→ **Requirement**
Return, word for word, the part of the article on dismantling VHS tapes that opens with the words containing "The venture has" and closes with "on the tapes.".

→ **Passage shown**

========================================================================

Dismantling VHS tapes may create job opportunities

But critics fear that it may lead to a loss of television history

Graham Lewis, right, shows MP Mike Sullivan, left, a typical VHS dismantling workshop.  Photo courtesy of GenesisXD

There are many VHS tapes sitting in basements collecting dust, but Project Get Reel hopes to change that.

It plans to take unwanted VHS tapes, keep them out of landfills and turn them into employment opportunities in Ontario.

Some question whether this may destroy a part of Ontario’s television history.

Project Get Reel, which was introduced Thursday at the Learning Enrichment Foundation (LEF) in Toronto, began when co-founder David Neilson realized that recycling programs would take a VCR, but not VHS tapes. And the group says there are 2.26 billion VHS tapes in Ontario.

“Nobody is recycling tapes,” he said, so thought he’d try it himself.

“I worked away in my basement for a couple of years and finally found a way of dismantling them and identifying all the components we get out of them,” he said.

“A typical tape has a cardboard outer shell, which can be recycled, but once you get the tape itself, you actually have to unscrew the tape.

“There’s about 18 different pieces in there,” Neilson explained. The process can only be done manually.”

The project aims to make the environment greener, and improve Ontario unemployment rates.

“Two problems will be tackled with one,” she said.

LEF event manager Darri Beaulieu sees her organization benefiting from the project.

“It’s excellent, nice collaboration, it opens opportunity in terms of jobs,” Beaulieu said.

LEF is a community organization that helps with employment, starting a new career and it also operates 22 childcare centres.

The venture has received mixed feedback. Some video collectors went on the project’s Facebook page to express  dismay over losing the content on the tapes.

========================================================================

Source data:
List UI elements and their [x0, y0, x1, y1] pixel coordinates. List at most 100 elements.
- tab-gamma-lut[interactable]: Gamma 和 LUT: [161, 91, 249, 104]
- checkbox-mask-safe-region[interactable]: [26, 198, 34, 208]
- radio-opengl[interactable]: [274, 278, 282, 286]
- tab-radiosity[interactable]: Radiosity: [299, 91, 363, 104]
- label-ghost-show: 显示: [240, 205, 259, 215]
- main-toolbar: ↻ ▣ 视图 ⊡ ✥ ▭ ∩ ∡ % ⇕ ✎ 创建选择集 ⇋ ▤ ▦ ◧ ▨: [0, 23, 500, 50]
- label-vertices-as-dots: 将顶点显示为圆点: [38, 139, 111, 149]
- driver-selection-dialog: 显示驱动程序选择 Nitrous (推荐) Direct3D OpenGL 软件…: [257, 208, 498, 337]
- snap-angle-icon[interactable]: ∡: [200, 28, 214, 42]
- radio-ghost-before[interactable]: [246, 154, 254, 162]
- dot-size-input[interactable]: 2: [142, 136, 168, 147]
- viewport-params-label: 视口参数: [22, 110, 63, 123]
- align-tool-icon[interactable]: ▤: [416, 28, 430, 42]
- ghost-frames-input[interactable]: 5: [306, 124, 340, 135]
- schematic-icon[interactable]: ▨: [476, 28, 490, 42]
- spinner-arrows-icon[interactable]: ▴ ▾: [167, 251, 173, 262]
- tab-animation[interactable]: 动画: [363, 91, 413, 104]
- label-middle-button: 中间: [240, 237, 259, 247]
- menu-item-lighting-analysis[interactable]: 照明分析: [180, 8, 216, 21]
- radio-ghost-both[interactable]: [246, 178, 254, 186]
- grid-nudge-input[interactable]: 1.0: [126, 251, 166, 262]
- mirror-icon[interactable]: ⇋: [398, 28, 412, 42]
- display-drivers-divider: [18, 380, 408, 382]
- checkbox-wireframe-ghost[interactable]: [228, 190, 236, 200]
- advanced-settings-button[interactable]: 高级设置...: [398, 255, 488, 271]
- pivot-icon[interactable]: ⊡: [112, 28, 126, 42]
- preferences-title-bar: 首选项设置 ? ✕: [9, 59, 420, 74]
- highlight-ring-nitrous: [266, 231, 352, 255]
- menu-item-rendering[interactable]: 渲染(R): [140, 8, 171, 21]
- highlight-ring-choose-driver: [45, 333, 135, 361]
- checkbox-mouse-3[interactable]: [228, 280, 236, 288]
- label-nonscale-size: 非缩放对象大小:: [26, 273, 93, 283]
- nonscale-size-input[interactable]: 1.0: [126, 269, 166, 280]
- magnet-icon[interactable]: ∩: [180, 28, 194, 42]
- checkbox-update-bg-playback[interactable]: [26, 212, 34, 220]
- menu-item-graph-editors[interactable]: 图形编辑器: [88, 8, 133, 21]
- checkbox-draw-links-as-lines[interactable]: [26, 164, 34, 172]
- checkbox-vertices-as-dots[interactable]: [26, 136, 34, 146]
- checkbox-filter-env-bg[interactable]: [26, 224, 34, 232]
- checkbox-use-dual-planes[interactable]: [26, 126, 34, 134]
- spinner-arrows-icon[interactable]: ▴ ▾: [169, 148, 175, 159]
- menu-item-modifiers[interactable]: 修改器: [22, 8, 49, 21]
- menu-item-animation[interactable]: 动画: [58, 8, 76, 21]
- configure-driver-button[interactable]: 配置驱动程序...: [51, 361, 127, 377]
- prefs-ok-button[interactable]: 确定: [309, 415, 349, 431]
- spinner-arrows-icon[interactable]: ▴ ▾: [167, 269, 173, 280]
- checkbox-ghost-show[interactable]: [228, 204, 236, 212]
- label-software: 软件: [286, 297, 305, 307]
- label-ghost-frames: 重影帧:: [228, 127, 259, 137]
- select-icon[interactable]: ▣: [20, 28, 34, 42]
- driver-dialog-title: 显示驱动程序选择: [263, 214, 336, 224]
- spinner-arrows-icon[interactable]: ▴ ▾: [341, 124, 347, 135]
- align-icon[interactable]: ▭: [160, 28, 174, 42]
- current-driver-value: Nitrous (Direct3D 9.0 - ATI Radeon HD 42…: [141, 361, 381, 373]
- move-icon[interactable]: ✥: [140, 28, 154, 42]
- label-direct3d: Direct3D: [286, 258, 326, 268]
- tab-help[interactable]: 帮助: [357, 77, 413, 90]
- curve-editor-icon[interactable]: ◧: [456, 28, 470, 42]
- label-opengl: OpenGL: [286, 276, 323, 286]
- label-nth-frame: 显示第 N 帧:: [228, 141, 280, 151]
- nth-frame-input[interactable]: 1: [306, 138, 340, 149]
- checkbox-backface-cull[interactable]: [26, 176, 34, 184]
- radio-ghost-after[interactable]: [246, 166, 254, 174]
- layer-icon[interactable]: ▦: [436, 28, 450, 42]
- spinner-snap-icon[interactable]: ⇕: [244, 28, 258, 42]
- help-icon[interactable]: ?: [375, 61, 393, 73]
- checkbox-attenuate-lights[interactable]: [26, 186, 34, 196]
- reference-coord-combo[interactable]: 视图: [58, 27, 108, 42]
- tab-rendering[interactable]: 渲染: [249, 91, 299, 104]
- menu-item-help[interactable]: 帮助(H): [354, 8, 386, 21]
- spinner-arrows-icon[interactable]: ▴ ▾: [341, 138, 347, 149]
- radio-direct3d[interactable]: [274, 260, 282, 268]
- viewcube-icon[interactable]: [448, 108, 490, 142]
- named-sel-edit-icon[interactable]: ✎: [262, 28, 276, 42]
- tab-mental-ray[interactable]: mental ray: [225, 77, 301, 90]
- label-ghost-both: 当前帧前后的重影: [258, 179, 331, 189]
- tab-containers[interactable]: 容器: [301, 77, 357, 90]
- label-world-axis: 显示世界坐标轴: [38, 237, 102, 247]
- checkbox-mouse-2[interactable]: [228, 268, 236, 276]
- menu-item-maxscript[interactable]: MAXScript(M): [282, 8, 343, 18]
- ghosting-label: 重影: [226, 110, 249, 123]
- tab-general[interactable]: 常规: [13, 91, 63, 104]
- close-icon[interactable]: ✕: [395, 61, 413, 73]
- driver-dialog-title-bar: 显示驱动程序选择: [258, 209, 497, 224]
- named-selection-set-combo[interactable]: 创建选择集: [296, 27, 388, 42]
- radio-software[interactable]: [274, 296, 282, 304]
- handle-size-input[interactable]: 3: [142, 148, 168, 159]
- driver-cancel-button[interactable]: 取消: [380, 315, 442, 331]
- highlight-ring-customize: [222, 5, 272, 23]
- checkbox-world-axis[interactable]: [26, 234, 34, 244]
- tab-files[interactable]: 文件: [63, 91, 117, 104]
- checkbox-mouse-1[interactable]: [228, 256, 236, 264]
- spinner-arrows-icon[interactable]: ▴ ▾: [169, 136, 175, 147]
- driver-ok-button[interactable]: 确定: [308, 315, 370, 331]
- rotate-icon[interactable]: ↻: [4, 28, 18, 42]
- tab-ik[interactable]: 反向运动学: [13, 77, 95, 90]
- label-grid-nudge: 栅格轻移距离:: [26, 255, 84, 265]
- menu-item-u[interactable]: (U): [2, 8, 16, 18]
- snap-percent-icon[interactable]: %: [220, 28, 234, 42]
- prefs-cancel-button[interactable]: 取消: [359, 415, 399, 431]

========================================================================

→ **Written response**
The venture has received mixed feedback. Some video collectors went on the project’s Facebook page to express  dismay over losing the content on the tapes.